WORK TO DO:
Set the data down again, exactly as it reads, but without the pictures.

===== DATA FOR THIS TASK

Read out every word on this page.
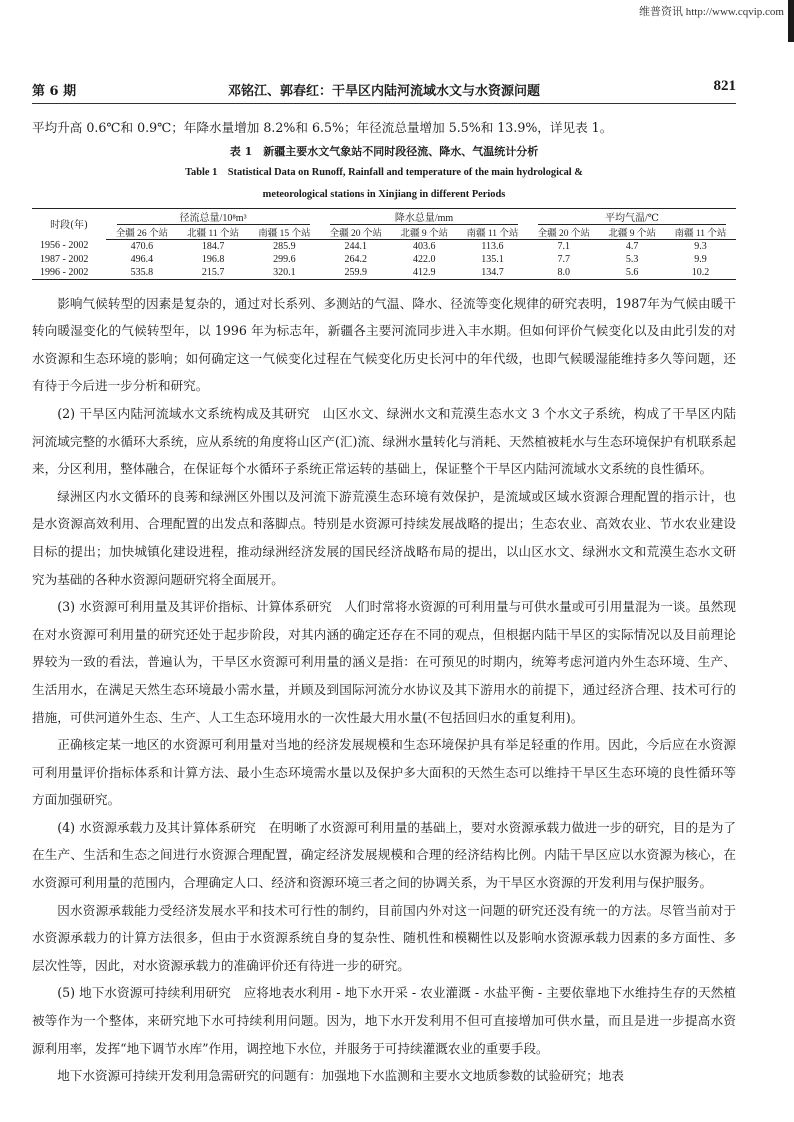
维普资讯 http://www.cqvip.com
第 6 期	邓铭江、郭春红：干旱区内陆河流域水文与水资源问题	821

平均升高 0.6℃和 0.9℃；年降水量增加 8.2%和 6.5%；年径流总量增加 5.5%和 13.9%，详见表 1。

表 1　新疆主要水文气象站不同时段径流、降水、气温统计分析
Table 1　Statistical Data on Runoff, Rainfall and temperature of the main hydrological &
meteorological stations in Xinjiang in different Periods
时段(年)	径流总量/10⁸m³			降水总量/mm			平均气温/℃		
	全疆 26 个站	北疆 11 个站	南疆 15 个站	全疆 20 个站	北疆 9 个站	南疆 11 个站	全疆 20 个站	北疆 9 个站	南疆 11 个站
1956 - 2002	470.6	184.7	285.9	244.1	403.6	113.6	7.1	4.7	9.3
1987 - 2002	496.4	196.8	299.6	264.2	422.0	135.1	7.7	5.3	9.9
1996 - 2002	535.8	215.7	320.1	259.9	412.9	134.7	8.0	5.6	10.2

影响气候转型的因素是复杂的，通过对长系列、多测站的气温、降水、径流等变化规律的研究表明，1987年为气候由暖干转向暖湿变化的气候转型年，以 1996 年为标志年，新疆各主要河流同步进入丰水期。但如何评价气候变化以及由此引发的对水资源和生态环境的影响；如何确定这一气候变化过程在气候变化历史长河中的年代级，也即气候暖湿能维持多久等问题，还有待于今后进一步分析和研究。

(2) 干旱区内陆河流域水文系统构成及其研究　山区水文、绿洲水文和荒漠生态水文 3 个水文子系统，构成了干旱区内陆河流域完整的水循环大系统，应从系统的角度将山区产(汇)流、绿洲水量转化与消耗、天然植被耗水与生态环境保护有机联系起来，分区利用，整体融合，在保证每个水循环子系统正常运转的基础上，保证整个干旱区内陆河流域水文系统的良性循环。

绿洲区内水文循环的良莠和绿洲区外围以及河流下游荒漠生态环境有效保护，是流域或区域水资源合理配置的指示计，也是水资源高效利用、合理配置的出发点和落脚点。特别是水资源可持续发展战略的提出；生态农业、高效农业、节水农业建设目标的提出；加快城镇化建设进程，推动绿洲经济发展的国民经济战略布局的提出，以山区水文、绿洲水文和荒漠生态水文研究为基础的各种水资源问题研究将全面展开。

(3) 水资源可利用量及其评价指标、计算体系研究　人们时常将水资源的可利用量与可供水量或可引用量混为一谈。虽然现在对水资源可利用量的研究还处于起步阶段，对其内涵的确定还存在不同的观点，但根据内陆干旱区的实际情况以及目前理论界较为一致的看法，普遍认为，干旱区水资源可利用量的涵义是指：在可预见的时期内，统筹考虑河道内外生态环境、生产、生活用水，在满足天然生态环境最小需水量，并顾及到国际河流分水协议及其下游用水的前提下，通过经济合理、技术可行的措施，可供河道外生态、生产、人工生态环境用水的一次性最大用水量(不包括回归水的重复利用)。

正确核定某一地区的水资源可利用量对当地的经济发展规模和生态环境保护具有举足轻重的作用。因此，今后应在水资源可利用量评价指标体系和计算方法、最小生态环境需水量以及保护多大面积的天然生态可以维持干旱区生态环境的良性循环等方面加强研究。

(4) 水资源承载力及其计算体系研究　在明晰了水资源可利用量的基础上，要对水资源承载力做进一步的研究，目的是为了在生产、生活和生态之间进行水资源合理配置，确定经济发展规模和合理的经济结构比例。内陆干旱区应以水资源为核心，在水资源可利用量的范围内，合理确定人口、经济和资源环境三者之间的协调关系，为干旱区水资源的开发利用与保护服务。

因水资源承载能力受经济发展水平和技术可行性的制约，目前国内外对这一问题的研究还没有统一的方法。尽管当前对于水资源承载力的计算方法很多，但由于水资源系统自身的复杂性、随机性和模糊性以及影响水资源承载力因素的多方面性、多层次性等，因此，对水资源承载力的准确评价还有待进一步的研究。

(5) 地下水资源可持续利用研究　应将地表水利用 - 地下水开采 - 农业灌溉 - 水盐平衡 - 主要依靠地下水维持生存的天然植被等作为一个整体，来研究地下水可持续利用问题。因为，地下水开发利用不但可直接增加可供水量，而且是进一步提高水资源利用率，发挥“地下调节水库”作用，调控地下水位，并服务于可持续灌溉农业的重要手段。

地下水资源可持续开发利用急需研究的问题有：加强地下水监测和主要水文地质参数的试验研究；地表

==========

OUTPUT:
Read out every word on this page.
维普资讯 http://www.cqvip.com
第 6 期	邓铭江、郭春红：干旱区内陆河流域水文与水资源问题	821

平均升高 0.6℃和 0.9℃；年降水量增加 8.2%和 6.5%；年径流总量增加 5.5%和 13.9%，详见表 1。

表 1　新疆主要水文气象站不同时段径流、降水、气温统计分析
Table 1　Statistical Data on Runoff, Rainfall and temperature of the main hydrological &
meteorological stations in Xinjiang in different Periods
时段(年)	径流总量/10⁸m³			降水总量/mm			平均气温/℃		
	全疆 26 个站	北疆 11 个站	南疆 15 个站	全疆 20 个站	北疆 9 个站	南疆 11 个站	全疆 20 个站	北疆 9 个站	南疆 11 个站
1956 - 2002	470.6	184.7	285.9	244.1	403.6	113.6	7.1	4.7	9.3
1987 - 2002	496.4	196.8	299.6	264.2	422.0	135.1	7.7	5.3	9.9
1996 - 2002	535.8	215.7	320.1	259.9	412.9	134.7	8.0	5.6	10.2

影响气候转型的因素是复杂的，通过对长系列、多测站的气温、降水、径流等变化规律的研究表明，1987年为气候由暖干转向暖湿变化的气候转型年，以 1996 年为标志年，新疆各主要河流同步进入丰水期。但如何评价气候变化以及由此引发的对水资源和生态环境的影响；如何确定这一气候变化过程在气候变化历史长河中的年代级，也即气候暖湿能维持多久等问题，还有待于今后进一步分析和研究。

(2) 干旱区内陆河流域水文系统构成及其研究　山区水文、绿洲水文和荒漠生态水文 3 个水文子系统，构成了干旱区内陆河流域完整的水循环大系统，应从系统的角度将山区产(汇)流、绿洲水量转化与消耗、天然植被耗水与生态环境保护有机联系起来，分区利用，整体融合，在保证每个水循环子系统正常运转的基础上，保证整个干旱区内陆河流域水文系统的良性循环。

绿洲区内水文循环的良莠和绿洲区外围以及河流下游荒漠生态环境有效保护，是流域或区域水资源合理配置的指示计，也是水资源高效利用、合理配置的出发点和落脚点。特别是水资源可持续发展战略的提出；生态农业、高效农业、节水农业建设目标的提出；加快城镇化建设进程，推动绿洲经济发展的国民经济战略布局的提出，以山区水文、绿洲水文和荒漠生态水文研究为基础的各种水资源问题研究将全面展开。

(3) 水资源可利用量及其评价指标、计算体系研究　人们时常将水资源的可利用量与可供水量或可引用量混为一谈。虽然现在对水资源可利用量的研究还处于起步阶段，对其内涵的确定还存在不同的观点，但根据内陆干旱区的实际情况以及目前理论界较为一致的看法，普遍认为，干旱区水资源可利用量的涵义是指：在可预见的时期内，统筹考虑河道内外生态环境、生产、生活用水，在满足天然生态环境最小需水量，并顾及到国际河流分水协议及其下游用水的前提下，通过经济合理、技术可行的措施，可供河道外生态、生产、人工生态环境用水的一次性最大用水量(不包括回归水的重复利用)。

正确核定某一地区的水资源可利用量对当地的经济发展规模和生态环境保护具有举足轻重的作用。因此，今后应在水资源可利用量评价指标体系和计算方法、最小生态环境需水量以及保护多大面积的天然生态可以维持干旱区生态环境的良性循环等方面加强研究。

(4) 水资源承载力及其计算体系研究　在明晰了水资源可利用量的基础上，要对水资源承载力做进一步的研究，目的是为了在生产、生活和生态之间进行水资源合理配置，确定经济发展规模和合理的经济结构比例。内陆干旱区应以水资源为核心，在水资源可利用量的范围内，合理确定人口、经济和资源环境三者之间的协调关系，为干旱区水资源的开发利用与保护服务。

因水资源承载能力受经济发展水平和技术可行性的制约，目前国内外对这一问题的研究还没有统一的方法。尽管当前对于水资源承载力的计算方法很多，但由于水资源系统自身的复杂性、随机性和模糊性以及影响水资源承载力因素的多方面性、多层次性等，因此，对水资源承载力的准确评价还有待进一步的研究。

(5) 地下水资源可持续利用研究　应将地表水利用 - 地下水开采 - 农业灌溉 - 水盐平衡 - 主要依靠地下水维持生存的天然植被等作为一个整体，来研究地下水可持续利用问题。因为，地下水开发利用不但可直接增加可供水量，而且是进一步提高水资源利用率，发挥“地下调节水库”作用，调控地下水位，并服务于可持续灌溉农业的重要手段。

地下水资源可持续开发利用急需研究的问题有：加强地下水监测和主要水文地质参数的试验研究；地表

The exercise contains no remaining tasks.